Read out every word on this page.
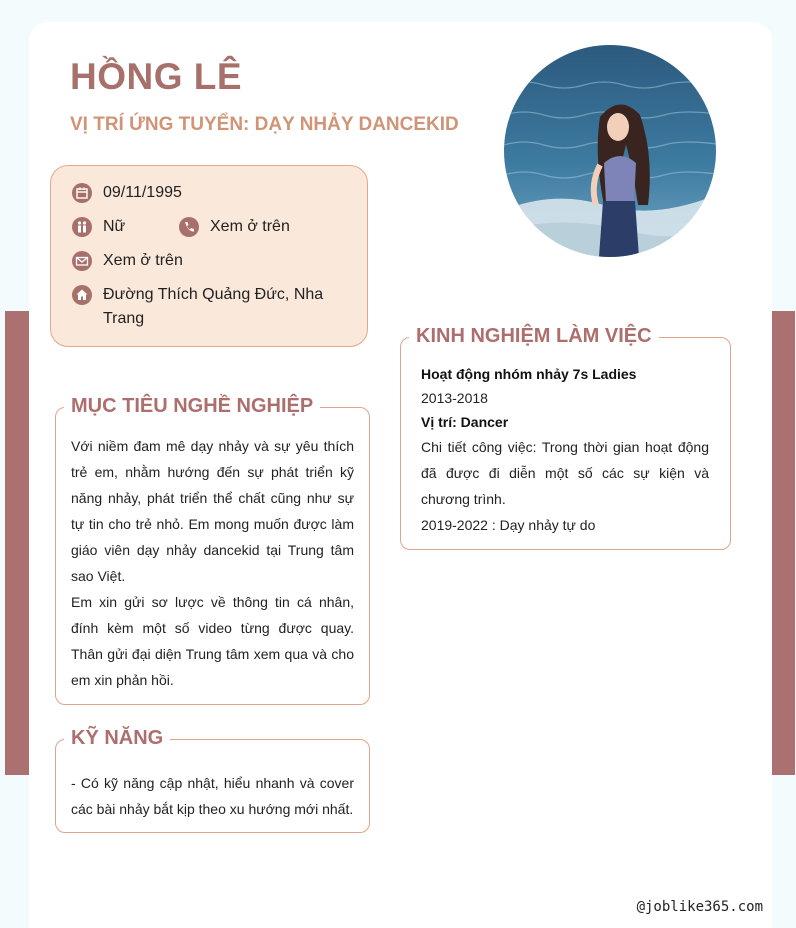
HỒNG LÊ
VỊ TRÍ ỨNG TUYỂN: DẠY NHẢY DANCEKID
09/11/1995
Nữ	Xem ở trên
Xem ở trên
Đường Thích Quảng Đức, Nha Trang
MỤC TIÊU NGHỀ NGHIỆP

Với niềm đam mê dạy nhảy và sự yêu thích trẻ em, nhằm hướng đến sự phát triển kỹ năng nhảy, phát triển thể chất cũng như sự tự tin cho trẻ nhỏ. Em mong muốn được làm giáo viên dạy nhảy dancekid tại Trung tâm sao Việt.

Em xin gửi sơ lược về thông tin cá nhân, đính kèm một số video từng được quay. Thân gửi đại diện Trung tâm xem qua và cho em xin phản hồi.

KỸ NĂNG

- Có kỹ năng cập nhật, hiểu nhanh và cover các bài nhảy bắt kịp theo xu hướng mới nhất.

KINH NGHIỆM LÀM VIỆC

Hoạt động nhóm nhảy 7s Ladies

2013-2018

Vị trí: Dancer

Chi tiết công việc: Trong thời gian hoạt động đã được đi diễn một số các sự kiện và chương trình.

2019-2022 : Dạy nhảy tự do

@joblike365.com
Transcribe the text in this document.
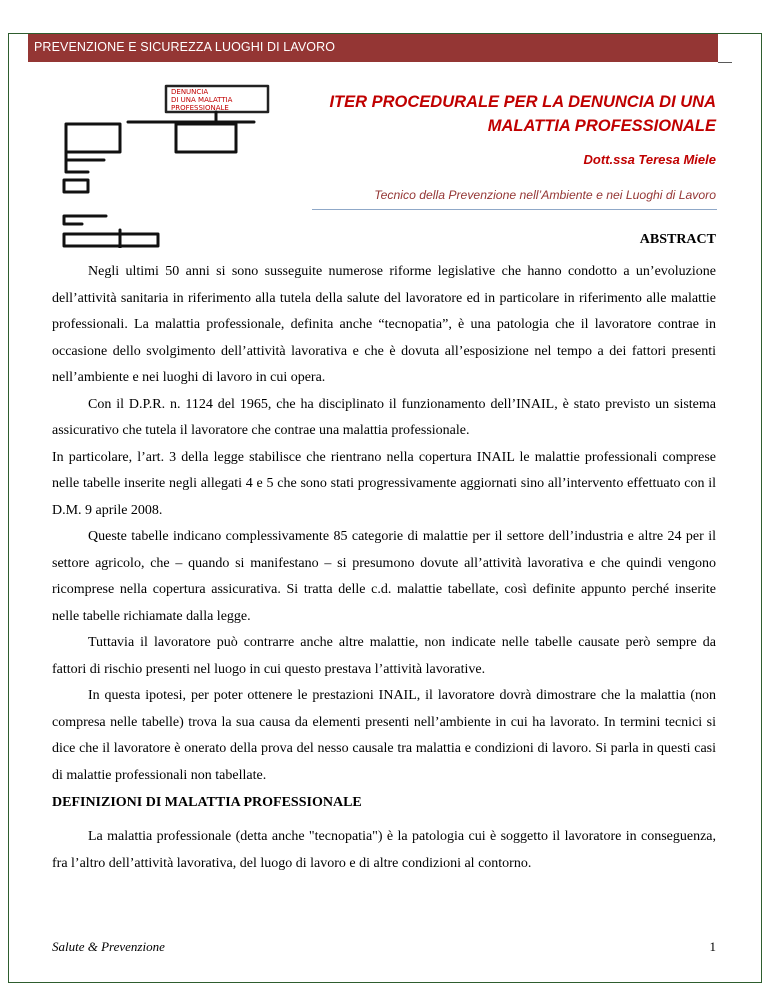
PREVENZIONE E SICUREZZA LUOGHI DI LAVORO
DENUNCIA
DI UNA MALATTIA
PROFESSIONALE	ITER PROCEDURALE PER LA DENUNCIA DI UNA
MALATTIA PROFESSIONALE
Dott.ssa Teresa Miele
Tecnico della Prevenzione nell’Ambiente e nei Luoghi di Lavoro
ABSTRACT

Negli ultimi 50 anni si sono susseguite numerose riforme legislative che hanno condotto a un’evoluzione dell’attività sanitaria in riferimento alla tutela della salute del lavoratore ed in particolare in riferimento alle malattie professionali. La malattia professionale, definita anche “tecnopatia”, è una patologia che il lavoratore contrae in occasione dello svolgimento dell’attività lavorativa e che è dovuta all’esposizione nel tempo a dei fattori presenti nell’ambiente e nei luoghi di lavoro in cui opera.

Con il D.P.R. n. 1124 del 1965, che ha disciplinato il funzionamento dell’INAIL, è stato previsto un sistema assicurativo che tutela il lavoratore che contrae una malattia professionale.

In particolare, l’art. 3 della legge stabilisce che rientrano nella copertura INAIL le malattie professionali comprese nelle tabelle inserite negli allegati 4 e 5 che sono stati progressivamente aggiornati sino all’intervento effettuato con il D.M. 9 aprile 2008.

Queste tabelle indicano complessivamente 85 categorie di malattie per il settore dell’industria e altre 24 per il settore agricolo, che – quando si manifestano – si presumono dovute all’attività lavorativa e che quindi vengono ricomprese nella copertura assicurativa. Si tratta delle c.d. malattie tabellate, così definite appunto perché inserite nelle tabelle richiamate dalla legge.

Tuttavia il lavoratore può contrarre anche altre malattie, non indicate nelle tabelle causate però sempre da fattori di rischio presenti nel luogo in cui questo prestava l’attività lavorative.

In questa ipotesi, per poter ottenere le prestazioni INAIL, il lavoratore dovrà dimostrare che la malattia (non compresa nelle tabelle) trova la sua causa da elementi presenti nell’ambiente in cui ha lavorato. In termini tecnici si dice che il lavoratore è onerato della prova del nesso causale tra malattia e condizioni di lavoro. Si parla in questi casi di malattie professionali non tabellate.

DEFINIZIONI DI MALATTIA PROFESSIONALE

La malattia professionale (detta anche "tecnopatia") è la patologia cui è soggetto il lavoratore in conseguenza, fra l’altro dell’attività lavorativa, del luogo di lavoro e di altre condizioni al contorno.

Salute & Prevenzione	1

==========

* **EXERCISE REQUIREMENTS**: Each line of the material must be retyped exactly, except that images are omitted.

* **RESULT BELOW**:
Read out every word on this page.
HỒNG LÊ
VỊ TRÍ ỨNG TUYỂN: DẠY NHẢY DANCEKID
09/11/1995
Nữ	Xem ở trên
Xem ở trên
Đường Thích Quảng Đức, Nha Trang
MỤC TIÊU NGHỀ NGHIỆP

Với niềm đam mê dạy nhảy và sự yêu thích trẻ em, nhằm hướng đến sự phát triển kỹ năng nhảy, phát triển thể chất cũng như sự tự tin cho trẻ nhỏ. Em mong muốn được làm giáo viên dạy nhảy dancekid tại Trung tâm sao Việt.

Em xin gửi sơ lược về thông tin cá nhân, đính kèm một số video từng được quay. Thân gửi đại diện Trung tâm xem qua và cho em xin phản hồi.

KỸ NĂNG

- Có kỹ năng cập nhật, hiểu nhanh và cover các bài nhảy bắt kịp theo xu hướng mới nhất.

KINH NGHIỆM LÀM VIỆC

Hoạt động nhóm nhảy 7s Ladies

2013-2018

Vị trí: Dancer

Chi tiết công việc: Trong thời gian hoạt động đã được đi diễn một số các sự kiện và chương trình.

2019-2022 : Dạy nhảy tự do

@joblike365.com
Transcribe the text in this document.
PREVENZIONE E SICUREZZA LUOGHI DI LAVORO
DENUNCIA
DI UNA MALATTIA
PROFESSIONALE	ITER PROCEDURALE PER LA DENUNCIA DI UNA
MALATTIA PROFESSIONALE
Dott.ssa Teresa Miele
Tecnico della Prevenzione nell’Ambiente e nei Luoghi di Lavoro
ABSTRACT

Negli ultimi 50 anni si sono susseguite numerose riforme legislative che hanno condotto a un’evoluzione dell’attività sanitaria in riferimento alla tutela della salute del lavoratore ed in particolare in riferimento alle malattie professionali. La malattia professionale, definita anche “tecnopatia”, è una patologia che il lavoratore contrae in occasione dello svolgimento dell’attività lavorativa e che è dovuta all’esposizione nel tempo a dei fattori presenti nell’ambiente e nei luoghi di lavoro in cui opera.

Con il D.P.R. n. 1124 del 1965, che ha disciplinato il funzionamento dell’INAIL, è stato previsto un sistema assicurativo che tutela il lavoratore che contrae una malattia professionale.

In particolare, l’art. 3 della legge stabilisce che rientrano nella copertura INAIL le malattie professionali comprese nelle tabelle inserite negli allegati 4 e 5 che sono stati progressivamente aggiornati sino all’intervento effettuato con il D.M. 9 aprile 2008.

Queste tabelle indicano complessivamente 85 categorie di malattie per il settore dell’industria e altre 24 per il settore agricolo, che – quando si manifestano – si presumono dovute all’attività lavorativa e che quindi vengono ricomprese nella copertura assicurativa. Si tratta delle c.d. malattie tabellate, così definite appunto perché inserite nelle tabelle richiamate dalla legge.

Tuttavia il lavoratore può contrarre anche altre malattie, non indicate nelle tabelle causate però sempre da fattori di rischio presenti nel luogo in cui questo prestava l’attività lavorative.

In questa ipotesi, per poter ottenere le prestazioni INAIL, il lavoratore dovrà dimostrare che la malattia (non compresa nelle tabelle) trova la sua causa da elementi presenti nell’ambiente in cui ha lavorato. In termini tecnici si dice che il lavoratore è onerato della prova del nesso causale tra malattia e condizioni di lavoro. Si parla in questi casi di malattie professionali non tabellate.

DEFINIZIONI DI MALATTIA PROFESSIONALE

La malattia professionale (detta anche "tecnopatia") è la patologia cui è soggetto il lavoratore in conseguenza, fra l’altro dell’attività lavorativa, del luogo di lavoro e di altre condizioni al contorno.

Salute & Prevenzione	1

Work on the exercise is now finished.